» **WHAT IS EXPECTED**: From the listing below, copy every line with the word "adipiscing".

» **STORED DATA**:
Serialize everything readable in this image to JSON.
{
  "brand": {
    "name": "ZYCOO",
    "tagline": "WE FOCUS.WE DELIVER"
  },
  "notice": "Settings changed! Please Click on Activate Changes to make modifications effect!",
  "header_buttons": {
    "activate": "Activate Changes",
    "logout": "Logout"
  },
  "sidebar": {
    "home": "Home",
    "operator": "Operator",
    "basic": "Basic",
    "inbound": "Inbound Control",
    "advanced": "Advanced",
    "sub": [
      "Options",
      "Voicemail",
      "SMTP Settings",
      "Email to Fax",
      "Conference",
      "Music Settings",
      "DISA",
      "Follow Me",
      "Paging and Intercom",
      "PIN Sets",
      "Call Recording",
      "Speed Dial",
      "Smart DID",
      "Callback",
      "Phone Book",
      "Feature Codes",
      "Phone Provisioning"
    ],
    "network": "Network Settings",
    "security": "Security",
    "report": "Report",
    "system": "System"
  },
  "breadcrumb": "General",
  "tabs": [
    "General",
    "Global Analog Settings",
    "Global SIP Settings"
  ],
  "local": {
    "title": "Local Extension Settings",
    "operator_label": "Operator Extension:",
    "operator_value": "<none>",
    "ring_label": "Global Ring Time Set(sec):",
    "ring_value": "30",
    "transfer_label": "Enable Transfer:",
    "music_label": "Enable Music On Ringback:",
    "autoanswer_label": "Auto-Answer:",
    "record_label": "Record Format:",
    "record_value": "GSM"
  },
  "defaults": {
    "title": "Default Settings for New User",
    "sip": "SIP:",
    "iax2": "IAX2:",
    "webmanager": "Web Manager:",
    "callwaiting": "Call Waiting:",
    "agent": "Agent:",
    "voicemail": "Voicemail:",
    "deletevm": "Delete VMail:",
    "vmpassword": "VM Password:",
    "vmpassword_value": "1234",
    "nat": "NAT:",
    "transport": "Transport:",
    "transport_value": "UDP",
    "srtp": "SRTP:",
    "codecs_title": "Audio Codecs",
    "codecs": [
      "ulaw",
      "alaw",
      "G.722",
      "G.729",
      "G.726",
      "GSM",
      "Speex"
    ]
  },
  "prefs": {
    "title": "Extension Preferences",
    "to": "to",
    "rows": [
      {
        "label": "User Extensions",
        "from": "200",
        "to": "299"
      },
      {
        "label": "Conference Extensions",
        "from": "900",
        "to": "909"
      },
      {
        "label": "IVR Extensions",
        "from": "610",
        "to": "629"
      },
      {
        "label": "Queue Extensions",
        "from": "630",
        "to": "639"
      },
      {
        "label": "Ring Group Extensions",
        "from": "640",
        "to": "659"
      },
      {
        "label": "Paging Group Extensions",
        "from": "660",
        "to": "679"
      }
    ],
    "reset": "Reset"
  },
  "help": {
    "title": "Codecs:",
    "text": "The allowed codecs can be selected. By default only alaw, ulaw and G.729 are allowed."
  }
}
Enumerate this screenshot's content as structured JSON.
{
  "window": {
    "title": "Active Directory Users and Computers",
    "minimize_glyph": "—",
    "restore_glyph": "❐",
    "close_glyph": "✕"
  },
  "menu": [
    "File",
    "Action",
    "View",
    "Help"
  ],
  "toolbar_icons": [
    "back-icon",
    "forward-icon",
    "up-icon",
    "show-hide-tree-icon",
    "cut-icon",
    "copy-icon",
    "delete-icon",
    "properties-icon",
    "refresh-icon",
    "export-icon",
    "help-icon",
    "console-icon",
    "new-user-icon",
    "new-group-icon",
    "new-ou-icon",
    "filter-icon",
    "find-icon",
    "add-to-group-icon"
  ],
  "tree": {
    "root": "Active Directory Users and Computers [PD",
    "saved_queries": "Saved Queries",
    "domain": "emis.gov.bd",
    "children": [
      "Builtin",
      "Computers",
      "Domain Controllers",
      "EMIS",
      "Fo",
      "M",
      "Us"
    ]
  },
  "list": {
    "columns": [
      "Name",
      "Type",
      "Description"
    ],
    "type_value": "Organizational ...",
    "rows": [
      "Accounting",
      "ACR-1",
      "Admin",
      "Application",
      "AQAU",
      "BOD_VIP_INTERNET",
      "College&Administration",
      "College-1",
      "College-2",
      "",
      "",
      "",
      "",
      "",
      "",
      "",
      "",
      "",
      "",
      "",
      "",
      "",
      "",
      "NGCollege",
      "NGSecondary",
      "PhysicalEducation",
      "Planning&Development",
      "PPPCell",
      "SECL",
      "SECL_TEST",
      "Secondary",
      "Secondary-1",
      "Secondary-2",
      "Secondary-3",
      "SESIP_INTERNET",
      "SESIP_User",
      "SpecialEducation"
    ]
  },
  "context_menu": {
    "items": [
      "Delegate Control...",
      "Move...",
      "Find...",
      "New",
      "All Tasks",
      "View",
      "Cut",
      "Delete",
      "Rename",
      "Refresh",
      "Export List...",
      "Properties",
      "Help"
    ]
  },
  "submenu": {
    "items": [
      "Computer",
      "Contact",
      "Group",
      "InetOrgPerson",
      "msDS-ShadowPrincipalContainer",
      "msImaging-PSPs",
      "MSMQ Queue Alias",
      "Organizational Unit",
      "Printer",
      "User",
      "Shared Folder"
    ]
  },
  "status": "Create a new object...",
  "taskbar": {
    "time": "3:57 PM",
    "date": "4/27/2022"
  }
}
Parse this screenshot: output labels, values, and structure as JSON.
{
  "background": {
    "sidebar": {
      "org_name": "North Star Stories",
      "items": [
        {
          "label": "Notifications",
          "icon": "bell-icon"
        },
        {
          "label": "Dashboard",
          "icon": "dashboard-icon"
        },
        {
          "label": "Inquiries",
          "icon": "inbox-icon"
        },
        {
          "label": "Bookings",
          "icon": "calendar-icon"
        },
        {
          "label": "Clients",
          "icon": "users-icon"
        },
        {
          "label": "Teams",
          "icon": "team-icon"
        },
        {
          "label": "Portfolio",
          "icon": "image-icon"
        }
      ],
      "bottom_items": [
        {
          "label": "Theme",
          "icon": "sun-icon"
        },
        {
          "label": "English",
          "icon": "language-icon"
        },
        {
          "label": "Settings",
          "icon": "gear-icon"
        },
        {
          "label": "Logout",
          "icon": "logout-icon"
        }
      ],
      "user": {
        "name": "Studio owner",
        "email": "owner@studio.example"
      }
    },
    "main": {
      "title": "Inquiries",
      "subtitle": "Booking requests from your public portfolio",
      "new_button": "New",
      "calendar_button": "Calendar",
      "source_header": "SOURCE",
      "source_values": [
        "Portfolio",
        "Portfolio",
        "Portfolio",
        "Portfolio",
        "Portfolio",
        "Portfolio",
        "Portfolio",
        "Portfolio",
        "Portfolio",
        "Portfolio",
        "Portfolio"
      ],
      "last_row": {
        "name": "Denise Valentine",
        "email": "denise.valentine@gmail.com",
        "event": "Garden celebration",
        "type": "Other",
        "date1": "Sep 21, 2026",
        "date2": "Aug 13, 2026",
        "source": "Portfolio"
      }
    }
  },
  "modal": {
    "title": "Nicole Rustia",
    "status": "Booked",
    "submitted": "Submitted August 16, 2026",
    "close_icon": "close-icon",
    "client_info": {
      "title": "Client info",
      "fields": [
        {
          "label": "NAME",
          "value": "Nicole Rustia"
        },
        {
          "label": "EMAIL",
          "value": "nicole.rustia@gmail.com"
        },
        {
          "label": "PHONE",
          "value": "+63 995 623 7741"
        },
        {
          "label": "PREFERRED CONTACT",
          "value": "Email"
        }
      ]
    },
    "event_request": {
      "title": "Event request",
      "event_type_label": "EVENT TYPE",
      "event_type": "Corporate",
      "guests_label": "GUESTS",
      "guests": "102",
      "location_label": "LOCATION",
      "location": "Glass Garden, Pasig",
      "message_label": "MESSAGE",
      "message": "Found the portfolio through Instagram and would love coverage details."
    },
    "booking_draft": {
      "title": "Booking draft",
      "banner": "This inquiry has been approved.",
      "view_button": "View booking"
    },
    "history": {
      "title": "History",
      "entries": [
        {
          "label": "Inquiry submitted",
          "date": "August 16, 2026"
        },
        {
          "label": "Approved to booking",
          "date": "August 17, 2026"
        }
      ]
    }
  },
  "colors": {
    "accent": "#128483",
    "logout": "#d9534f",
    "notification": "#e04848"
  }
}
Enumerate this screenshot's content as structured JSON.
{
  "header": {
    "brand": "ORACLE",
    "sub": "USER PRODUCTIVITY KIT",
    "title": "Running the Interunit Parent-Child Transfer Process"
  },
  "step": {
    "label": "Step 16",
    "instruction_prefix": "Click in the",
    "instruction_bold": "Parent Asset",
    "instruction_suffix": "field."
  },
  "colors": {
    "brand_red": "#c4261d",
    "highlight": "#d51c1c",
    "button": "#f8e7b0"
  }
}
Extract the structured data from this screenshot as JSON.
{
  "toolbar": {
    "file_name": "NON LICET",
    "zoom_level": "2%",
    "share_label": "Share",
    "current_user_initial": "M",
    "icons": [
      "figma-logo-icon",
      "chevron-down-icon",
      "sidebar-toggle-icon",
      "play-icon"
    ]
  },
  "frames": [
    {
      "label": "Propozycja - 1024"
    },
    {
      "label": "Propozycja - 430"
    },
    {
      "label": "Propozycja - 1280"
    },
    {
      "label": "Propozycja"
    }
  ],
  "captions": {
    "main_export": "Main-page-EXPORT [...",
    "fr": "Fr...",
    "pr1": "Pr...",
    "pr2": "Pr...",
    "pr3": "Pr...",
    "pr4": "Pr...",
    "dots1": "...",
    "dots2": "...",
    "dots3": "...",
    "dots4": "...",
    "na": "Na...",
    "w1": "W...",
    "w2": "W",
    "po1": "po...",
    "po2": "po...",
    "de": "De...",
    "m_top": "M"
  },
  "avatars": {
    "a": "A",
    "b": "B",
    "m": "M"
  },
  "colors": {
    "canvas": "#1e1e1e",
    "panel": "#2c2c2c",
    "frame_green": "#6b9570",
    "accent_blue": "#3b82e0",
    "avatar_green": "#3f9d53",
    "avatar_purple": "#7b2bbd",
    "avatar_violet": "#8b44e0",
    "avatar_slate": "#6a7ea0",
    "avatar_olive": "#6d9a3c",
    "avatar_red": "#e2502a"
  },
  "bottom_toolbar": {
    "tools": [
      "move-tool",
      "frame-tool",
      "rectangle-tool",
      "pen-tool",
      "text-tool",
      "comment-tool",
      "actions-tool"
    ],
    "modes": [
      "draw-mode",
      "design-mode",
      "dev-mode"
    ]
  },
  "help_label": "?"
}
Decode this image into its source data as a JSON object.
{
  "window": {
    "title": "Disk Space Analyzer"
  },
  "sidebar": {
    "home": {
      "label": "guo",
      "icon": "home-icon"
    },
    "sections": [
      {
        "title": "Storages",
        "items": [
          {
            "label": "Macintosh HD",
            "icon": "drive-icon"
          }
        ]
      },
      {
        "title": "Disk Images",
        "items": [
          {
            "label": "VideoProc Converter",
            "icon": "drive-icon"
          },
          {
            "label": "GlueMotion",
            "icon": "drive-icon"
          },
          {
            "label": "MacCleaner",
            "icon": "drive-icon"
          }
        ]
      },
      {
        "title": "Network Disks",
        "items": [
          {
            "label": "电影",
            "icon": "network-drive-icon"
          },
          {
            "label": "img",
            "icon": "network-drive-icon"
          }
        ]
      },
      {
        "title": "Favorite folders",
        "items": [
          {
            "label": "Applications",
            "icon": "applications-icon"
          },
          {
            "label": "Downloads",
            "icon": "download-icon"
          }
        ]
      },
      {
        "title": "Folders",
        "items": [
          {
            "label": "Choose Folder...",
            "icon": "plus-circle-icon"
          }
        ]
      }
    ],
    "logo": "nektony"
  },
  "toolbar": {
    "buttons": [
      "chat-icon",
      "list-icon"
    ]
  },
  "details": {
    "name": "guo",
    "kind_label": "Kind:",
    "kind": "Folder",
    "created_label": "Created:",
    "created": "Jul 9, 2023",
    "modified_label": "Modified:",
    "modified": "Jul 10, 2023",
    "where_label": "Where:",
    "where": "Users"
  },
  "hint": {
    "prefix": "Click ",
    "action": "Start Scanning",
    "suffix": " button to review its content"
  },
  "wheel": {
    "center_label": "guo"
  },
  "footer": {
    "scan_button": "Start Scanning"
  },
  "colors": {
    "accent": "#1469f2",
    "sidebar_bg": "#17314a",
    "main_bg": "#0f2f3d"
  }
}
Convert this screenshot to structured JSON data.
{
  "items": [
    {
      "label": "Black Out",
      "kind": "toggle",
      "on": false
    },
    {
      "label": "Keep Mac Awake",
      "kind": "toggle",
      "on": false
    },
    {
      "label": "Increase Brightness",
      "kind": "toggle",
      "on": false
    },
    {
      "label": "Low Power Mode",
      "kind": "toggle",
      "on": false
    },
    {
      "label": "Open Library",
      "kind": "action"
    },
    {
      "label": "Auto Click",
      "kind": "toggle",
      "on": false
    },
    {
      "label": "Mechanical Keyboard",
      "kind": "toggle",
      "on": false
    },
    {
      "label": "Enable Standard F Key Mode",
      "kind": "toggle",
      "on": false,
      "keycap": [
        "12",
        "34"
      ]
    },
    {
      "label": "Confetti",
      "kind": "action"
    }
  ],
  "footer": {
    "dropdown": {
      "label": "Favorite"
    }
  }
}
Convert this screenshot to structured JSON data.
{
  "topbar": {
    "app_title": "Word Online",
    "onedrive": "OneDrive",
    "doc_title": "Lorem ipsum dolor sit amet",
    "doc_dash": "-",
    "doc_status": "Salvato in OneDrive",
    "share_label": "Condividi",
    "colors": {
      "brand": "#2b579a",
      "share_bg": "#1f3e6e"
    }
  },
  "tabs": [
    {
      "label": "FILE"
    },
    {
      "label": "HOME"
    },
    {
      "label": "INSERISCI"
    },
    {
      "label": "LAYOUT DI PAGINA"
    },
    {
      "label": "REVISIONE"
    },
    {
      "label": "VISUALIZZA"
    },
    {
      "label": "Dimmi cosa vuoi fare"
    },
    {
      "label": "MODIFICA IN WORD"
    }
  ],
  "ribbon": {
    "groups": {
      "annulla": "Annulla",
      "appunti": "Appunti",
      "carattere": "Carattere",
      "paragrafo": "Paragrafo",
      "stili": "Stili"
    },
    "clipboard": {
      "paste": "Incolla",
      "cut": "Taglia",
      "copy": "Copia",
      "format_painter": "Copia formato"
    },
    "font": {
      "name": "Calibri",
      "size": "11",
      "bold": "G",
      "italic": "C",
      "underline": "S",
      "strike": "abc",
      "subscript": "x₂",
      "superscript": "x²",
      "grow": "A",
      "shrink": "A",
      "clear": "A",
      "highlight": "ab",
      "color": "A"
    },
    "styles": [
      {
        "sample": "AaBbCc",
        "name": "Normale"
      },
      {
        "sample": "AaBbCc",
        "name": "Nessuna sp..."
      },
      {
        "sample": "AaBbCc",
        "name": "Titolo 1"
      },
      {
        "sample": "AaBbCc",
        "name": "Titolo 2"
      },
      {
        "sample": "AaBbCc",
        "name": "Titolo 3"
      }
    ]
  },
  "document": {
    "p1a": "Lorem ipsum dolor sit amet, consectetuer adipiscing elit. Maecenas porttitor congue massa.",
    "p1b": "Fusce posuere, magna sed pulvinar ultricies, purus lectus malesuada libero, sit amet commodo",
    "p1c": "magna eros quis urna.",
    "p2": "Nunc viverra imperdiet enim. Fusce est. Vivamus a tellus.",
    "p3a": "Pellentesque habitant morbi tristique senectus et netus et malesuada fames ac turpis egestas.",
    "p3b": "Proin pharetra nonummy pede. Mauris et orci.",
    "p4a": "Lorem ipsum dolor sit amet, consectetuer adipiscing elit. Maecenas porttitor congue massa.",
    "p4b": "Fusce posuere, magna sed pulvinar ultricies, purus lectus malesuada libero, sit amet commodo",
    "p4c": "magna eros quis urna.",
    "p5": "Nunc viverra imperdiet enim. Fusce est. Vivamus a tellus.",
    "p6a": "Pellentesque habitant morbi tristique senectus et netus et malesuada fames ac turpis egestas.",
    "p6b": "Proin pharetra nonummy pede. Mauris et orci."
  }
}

» **OUTPUT BELOW**:
    "p1a": "Lorem ipsum dolor sit amet, consectetuer adipiscing elit. Maecenas porttitor congue massa.",
    "p4a": "Lorem ipsum dolor sit amet, consectetuer adipiscing elit. Maecenas porttitor congue massa.",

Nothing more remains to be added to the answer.